[Begin SOURCE MATERIAL]

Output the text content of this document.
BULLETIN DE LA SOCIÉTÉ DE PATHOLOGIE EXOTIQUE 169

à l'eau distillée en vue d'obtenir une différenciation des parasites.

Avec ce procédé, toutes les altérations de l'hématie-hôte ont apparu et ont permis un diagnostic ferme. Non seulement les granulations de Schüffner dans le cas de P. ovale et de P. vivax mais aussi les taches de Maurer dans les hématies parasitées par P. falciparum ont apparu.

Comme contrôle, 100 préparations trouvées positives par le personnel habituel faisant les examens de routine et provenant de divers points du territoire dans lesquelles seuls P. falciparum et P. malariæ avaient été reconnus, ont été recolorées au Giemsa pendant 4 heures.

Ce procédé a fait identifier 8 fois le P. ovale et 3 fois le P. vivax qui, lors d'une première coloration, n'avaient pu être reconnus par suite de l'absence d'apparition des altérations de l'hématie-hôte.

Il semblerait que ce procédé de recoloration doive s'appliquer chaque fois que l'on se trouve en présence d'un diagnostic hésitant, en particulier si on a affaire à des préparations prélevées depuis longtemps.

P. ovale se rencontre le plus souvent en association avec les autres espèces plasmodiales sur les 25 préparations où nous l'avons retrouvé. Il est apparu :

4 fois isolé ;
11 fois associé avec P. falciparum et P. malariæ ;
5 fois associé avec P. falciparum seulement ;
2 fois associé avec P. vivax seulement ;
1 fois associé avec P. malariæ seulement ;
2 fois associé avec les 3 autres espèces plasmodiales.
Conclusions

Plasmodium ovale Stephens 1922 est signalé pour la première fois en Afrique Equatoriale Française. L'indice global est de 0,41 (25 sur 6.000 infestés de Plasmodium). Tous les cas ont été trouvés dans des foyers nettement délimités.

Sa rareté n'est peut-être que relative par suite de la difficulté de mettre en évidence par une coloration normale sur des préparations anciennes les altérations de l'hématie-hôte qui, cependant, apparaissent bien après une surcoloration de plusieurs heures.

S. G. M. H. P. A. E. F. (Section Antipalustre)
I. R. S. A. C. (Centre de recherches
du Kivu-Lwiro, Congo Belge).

[End SOURCE MATERIAL]

DIRECTIONS:
From the listing above, collect every line that mentions the word "heures".

REPLY:
Comme contrôle, 100 préparations trouvées positives par le personnel habituel faisant les examens de routine et provenant de divers points du territoire dans lesquelles seuls P. falciparum et P. malariæ avaient été reconnus, ont été recolorées au Giemsa pendant 4 heures.
Sa rareté n'est peut-être que relative par suite de la difficulté de mettre en évidence par une coloration normale sur des préparations anciennes les altérations de l'hématie-hôte qui, cependant, apparaissent bien après une surcoloration de plusieurs heures.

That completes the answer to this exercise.